**Source extract**.
──────────────────────────────

The present invention relates to systems and methods for connecting a crane suspension assembly to a support column on a crane. More particularly the present invention relates to systems and method for connecting a pendant to an intermediate location on a crane boom.
Lift cranes typically include a carbody; ground engaging members elevating the carbody off the ground; a rotating bed rotatably connected to the carbody such that the rotating bed can swing with respect to the ground engaging members; and a boom pivotally mounted on the rotating bed, with a load hoist line extending there from. For mobile lift cranes, there are different types of moveable ground engaging members, most notably tires for truck mounted cranes, and crawlers. Typically mobile lift cranes include a counterweight to help balance the crane when the crane lifts a load. Typical cranes include a boom suspension that is used to change the angle of the boom and provide tension forces to offset the forces applied to the boom by the load on the load hoist line so that the boom can behave as a column member with only compressive forces acting through the length of the boom.
Typical cranes are designed to be set up with different boom length configurations to optimize the capacity that the crane can handle, only using as long of a boom as is necessary for a particular lift operation that the crane is being set up for. Since the boom length will vary between different configurations, the boom suspension also has to be designed to accommodate different boom lengths. Typically the boom suspension includes multiple sections of suspension members that are connected together, sometimes referred to as boom backstay straps, which connect between the top of the boom and either an equalizer suspended between the boom and a fixed mast, or between the boom and the top of a live mast. The suspension member may be rigid such as steel bars or may be flexible such as wire or synthetic rope. On a crane with a relatively long boom, the suspension may additionally be connected to the boom at an intermediate location less than the top of the boom. On a typical crane with a fixed mast, the boom hoist rigging has multiple parts of line that run between the equalizer and the top of the mast, and is used to control the angle of the boom.

──────────────────────────────

**Set of tasks**.
1: Answer from the crane boom suspension text:
(a) What two types of moveable ground engaging members does it name as most notable for mobile lift cranes?
(b) What rigid and flexible materials can a suspension member be made of?
(c) On a typical crane with a fixed mast, what is used to control the angle of the boom?
2: Substitute "strap" for "pendant" in a passage of the crane boom suspension text. Begin at the words "The present invention relates to systems and methods" and stop after "a crane boom.".
The records are separate material and have no connection to the crane boom suspension text.

──────────────────────────────

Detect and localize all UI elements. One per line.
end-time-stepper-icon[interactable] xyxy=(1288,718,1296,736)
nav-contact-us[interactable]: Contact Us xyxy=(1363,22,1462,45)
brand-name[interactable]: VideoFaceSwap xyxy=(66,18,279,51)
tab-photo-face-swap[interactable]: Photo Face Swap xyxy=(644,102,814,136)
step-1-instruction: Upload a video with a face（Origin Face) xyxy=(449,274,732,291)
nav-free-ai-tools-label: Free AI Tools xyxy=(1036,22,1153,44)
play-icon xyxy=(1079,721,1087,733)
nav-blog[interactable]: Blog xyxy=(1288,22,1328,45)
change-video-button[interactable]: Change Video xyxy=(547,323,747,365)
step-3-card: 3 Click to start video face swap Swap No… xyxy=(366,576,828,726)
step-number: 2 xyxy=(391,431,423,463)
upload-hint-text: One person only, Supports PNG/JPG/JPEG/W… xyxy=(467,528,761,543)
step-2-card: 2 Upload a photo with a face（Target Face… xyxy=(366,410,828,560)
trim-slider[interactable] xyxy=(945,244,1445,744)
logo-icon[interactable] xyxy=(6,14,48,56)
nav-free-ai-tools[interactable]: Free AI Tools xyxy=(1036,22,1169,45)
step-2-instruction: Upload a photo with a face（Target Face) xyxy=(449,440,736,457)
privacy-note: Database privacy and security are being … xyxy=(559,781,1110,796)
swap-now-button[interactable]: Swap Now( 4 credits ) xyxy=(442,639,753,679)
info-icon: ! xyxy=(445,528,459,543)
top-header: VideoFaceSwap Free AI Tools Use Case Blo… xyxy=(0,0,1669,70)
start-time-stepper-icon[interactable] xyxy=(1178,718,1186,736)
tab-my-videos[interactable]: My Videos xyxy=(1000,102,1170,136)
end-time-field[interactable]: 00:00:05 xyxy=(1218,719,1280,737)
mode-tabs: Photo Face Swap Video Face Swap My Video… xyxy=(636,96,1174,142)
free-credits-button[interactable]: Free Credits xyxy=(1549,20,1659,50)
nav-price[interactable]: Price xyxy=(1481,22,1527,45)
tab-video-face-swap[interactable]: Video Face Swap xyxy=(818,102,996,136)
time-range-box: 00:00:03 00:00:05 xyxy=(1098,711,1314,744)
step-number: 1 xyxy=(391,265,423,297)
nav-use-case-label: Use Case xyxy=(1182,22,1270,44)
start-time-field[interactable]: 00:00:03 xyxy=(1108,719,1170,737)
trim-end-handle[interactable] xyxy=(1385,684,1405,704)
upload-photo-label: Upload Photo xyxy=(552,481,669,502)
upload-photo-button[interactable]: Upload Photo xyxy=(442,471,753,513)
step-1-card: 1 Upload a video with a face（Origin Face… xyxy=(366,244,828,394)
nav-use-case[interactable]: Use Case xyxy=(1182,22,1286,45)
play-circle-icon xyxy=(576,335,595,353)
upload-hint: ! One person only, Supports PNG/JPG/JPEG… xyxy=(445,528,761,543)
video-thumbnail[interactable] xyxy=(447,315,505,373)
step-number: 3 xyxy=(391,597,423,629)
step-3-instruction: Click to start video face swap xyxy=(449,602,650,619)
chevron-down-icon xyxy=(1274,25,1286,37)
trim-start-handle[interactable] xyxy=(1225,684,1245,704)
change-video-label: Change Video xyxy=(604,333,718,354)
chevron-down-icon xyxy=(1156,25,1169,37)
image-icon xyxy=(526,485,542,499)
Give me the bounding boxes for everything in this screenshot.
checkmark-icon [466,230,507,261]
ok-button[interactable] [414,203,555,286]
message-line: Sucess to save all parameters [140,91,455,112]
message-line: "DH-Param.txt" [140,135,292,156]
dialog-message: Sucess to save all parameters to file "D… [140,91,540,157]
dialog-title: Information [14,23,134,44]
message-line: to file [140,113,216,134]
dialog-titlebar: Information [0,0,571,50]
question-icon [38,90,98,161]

──────────────────────────────

**Final results**.
1:
(a) Tires for truck mounted cranes, and crawlers.
(b) Rigid: steel bars. Flexible: wire or synthetic rope.
(c) The boom hoist rigging, which has multiple parts of line running between the equalizer and the top of the mast.

2:
The present invention relates to systems and methods for connecting a crane suspension assembly to a support column on a crane. More particularly the present invention relates to systems and method for connecting a strap to an intermediate location on a crane boom.